■ Extracted data:
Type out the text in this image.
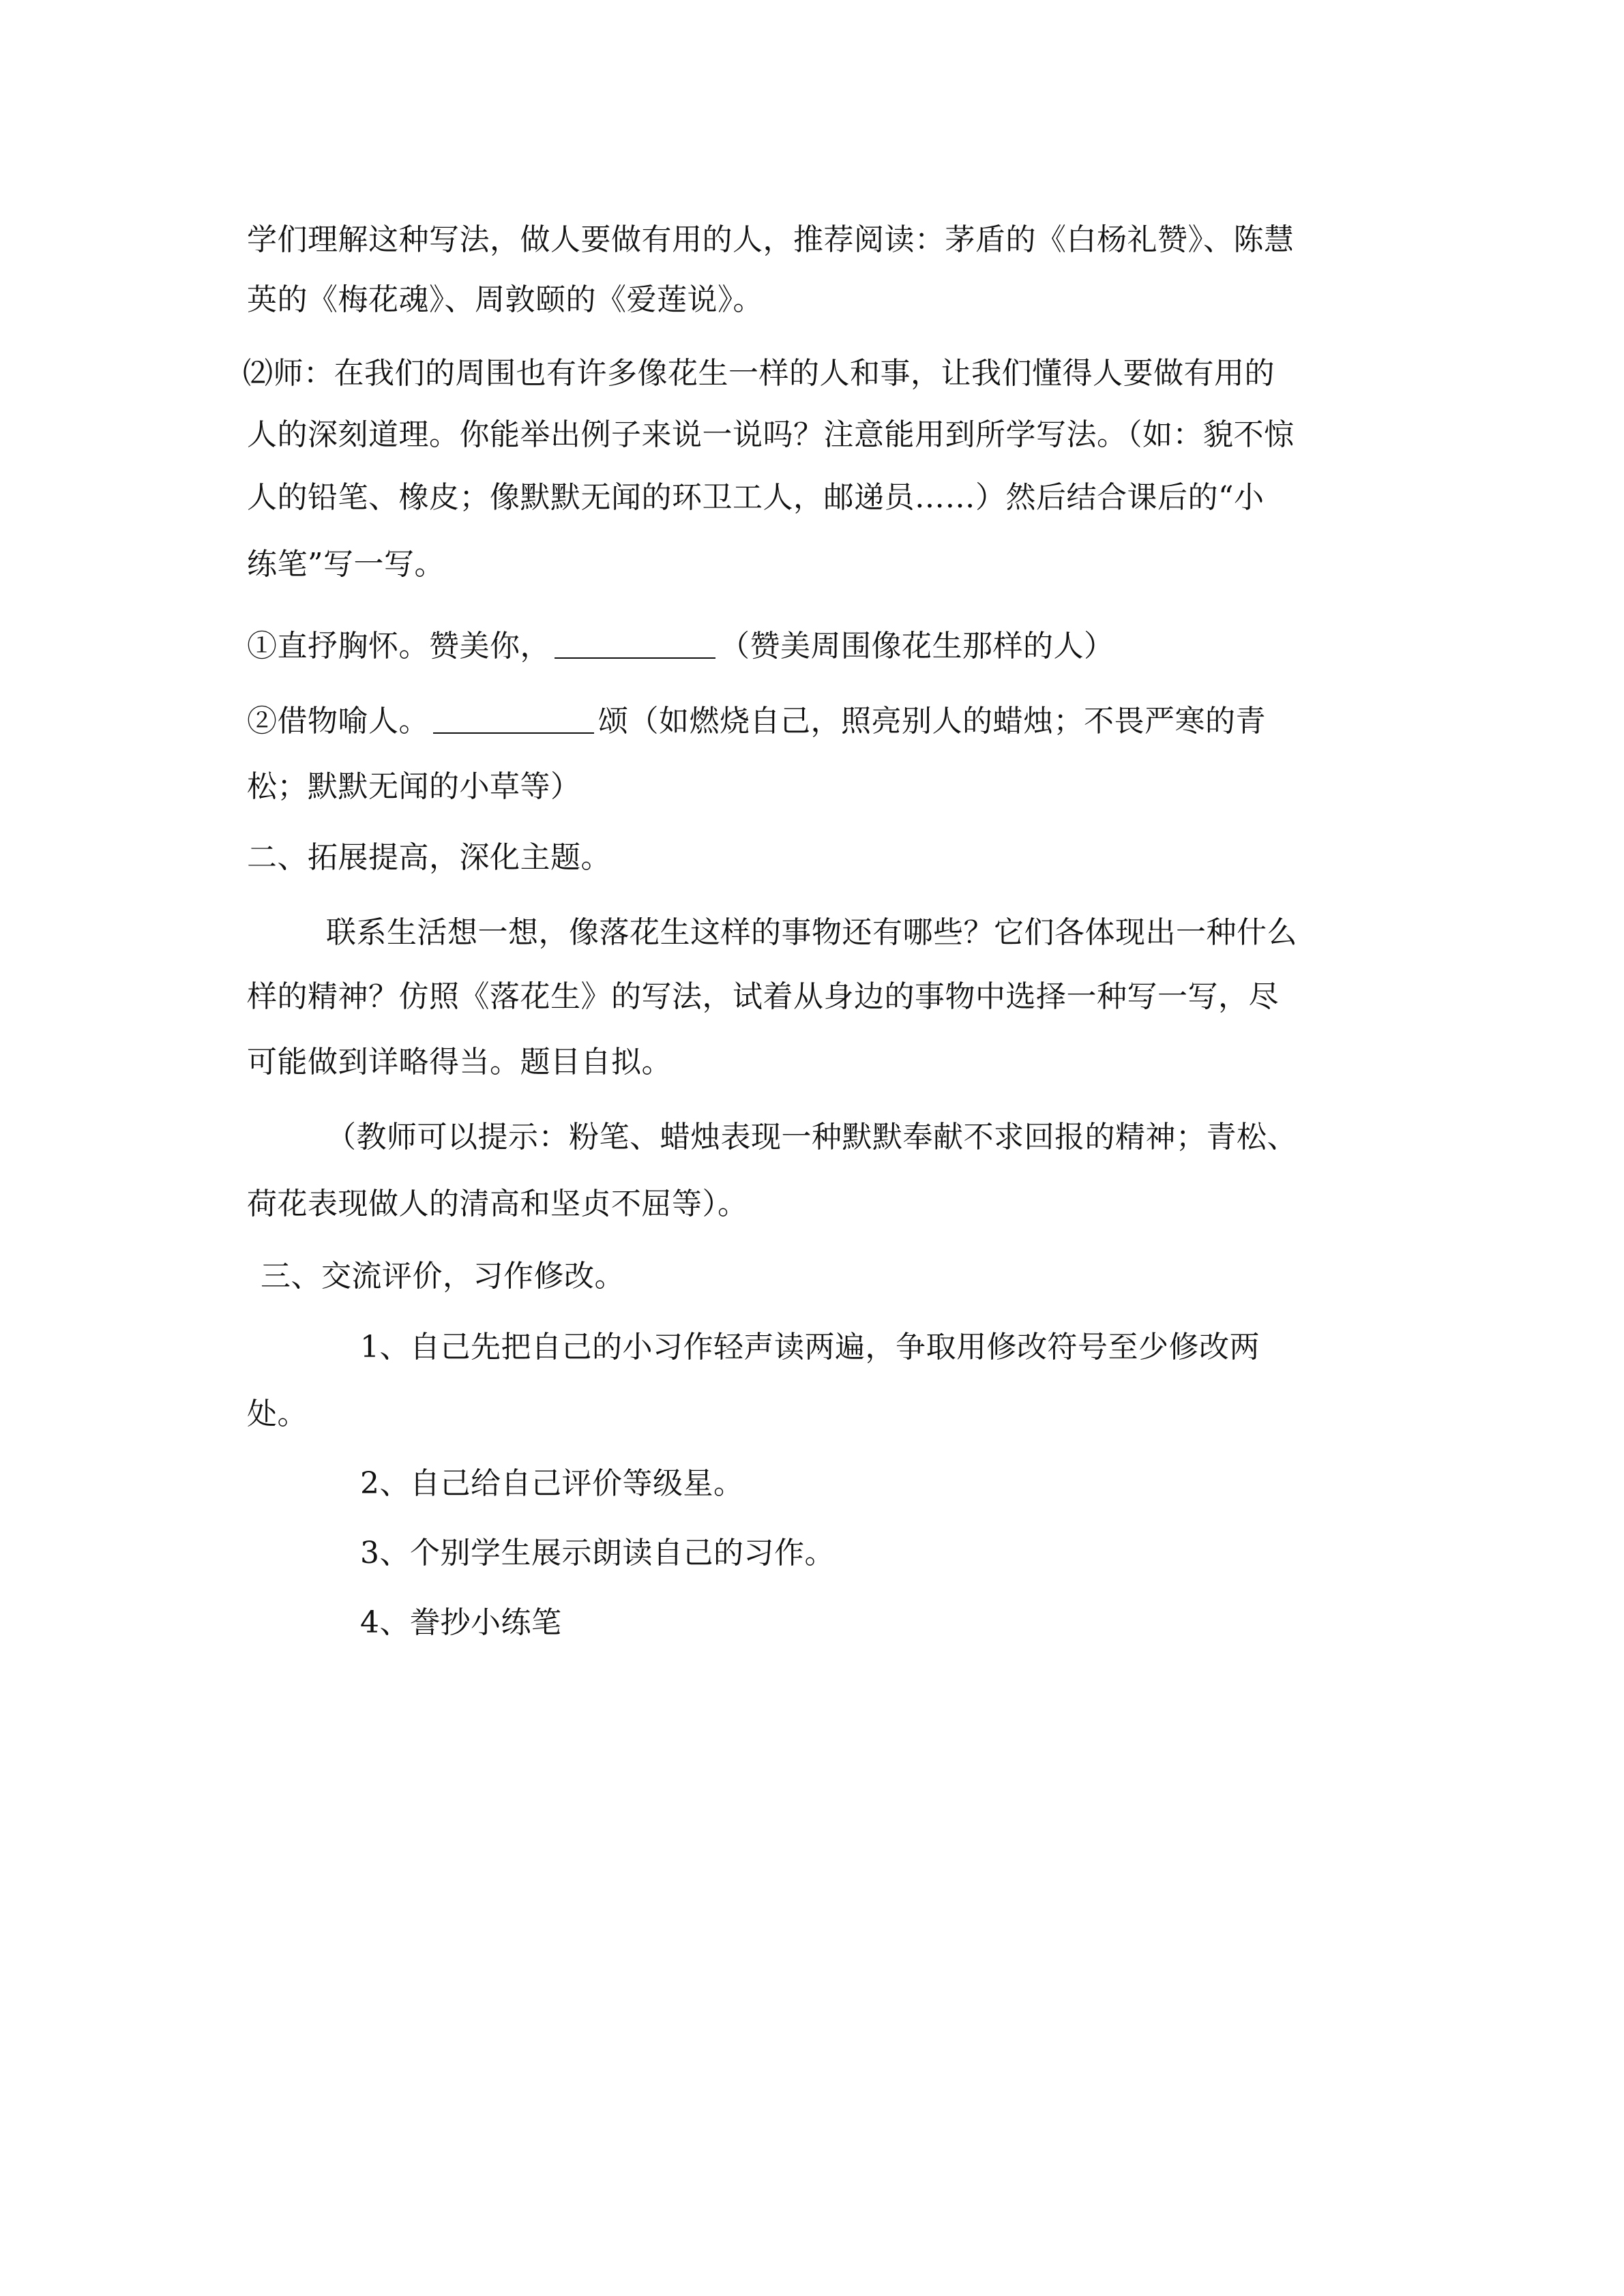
学们理解这种写法，做人要做有用的人，推荐阅读：茅盾的《白杨礼赞》、陈慧
英的《梅花魂》、周敦颐的《爱莲说》。
⑵师：在我们的周围也有许多像花生一样的人和事，让我们懂得人要做有用的
人的深刻道理。你能举出例子来说一说吗？注意能用到所学写法。（如：貌不惊
人的铅笔、橡皮；像默默无闻的环卫工人，邮递员……）然后结合课后的“小
练笔”写一写。
①直抒胸怀。赞美你，	（赞美周围像花生那样的人）
②借物喻人。	颂（如燃烧自己，照亮别人的蜡烛；不畏严寒的青
松；默默无闻的小草等）
二、拓展提高，深化主题。
联系生活想一想，像落花生这样的事物还有哪些？它们各体现出一种什么
样的精神？仿照《落花生》的写法，试着从身边的事物中选择一种写一写，尽
可能做到详略得当。题目自拟。
（教师可以提示：粉笔、蜡烛表现一种默默奉献不求回报的精神；青松、
荷花表现做人的清高和坚贞不屈等）。
三、交流评价，习作修改。
1、自己先把自己的小习作轻声读两遍，争取用修改符号至少修改两
处。
2、自己给自己评价等级星。
3、个别学生展示朗读自己的习作。
4、誊抄小练笔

■ The request:
Keep the pictures out of your copy, and repeat every entry above exactly.

■ Worked solution:
Type out the text in this image.
学们理解这种写法，做人要做有用的人，推荐阅读：茅盾的《白杨礼赞》、陈慧
英的《梅花魂》、周敦颐的《爱莲说》。
⑵师：在我们的周围也有许多像花生一样的人和事，让我们懂得人要做有用的
人的深刻道理。你能举出例子来说一说吗？注意能用到所学写法。（如：貌不惊
人的铅笔、橡皮；像默默无闻的环卫工人，邮递员……）然后结合课后的“小
练笔”写一写。
①直抒胸怀。赞美你，	（赞美周围像花生那样的人）
②借物喻人。	颂（如燃烧自己，照亮别人的蜡烛；不畏严寒的青
松；默默无闻的小草等）
二、拓展提高，深化主题。
联系生活想一想，像落花生这样的事物还有哪些？它们各体现出一种什么
样的精神？仿照《落花生》的写法，试着从身边的事物中选择一种写一写，尽
可能做到详略得当。题目自拟。
（教师可以提示：粉笔、蜡烛表现一种默默奉献不求回报的精神；青松、
荷花表现做人的清高和坚贞不屈等）。
三、交流评价，习作修改。
1、自己先把自己的小习作轻声读两遍，争取用修改符号至少修改两
处。
2、自己给自己评价等级星。
3、个别学生展示朗读自己的习作。
4、誊抄小练笔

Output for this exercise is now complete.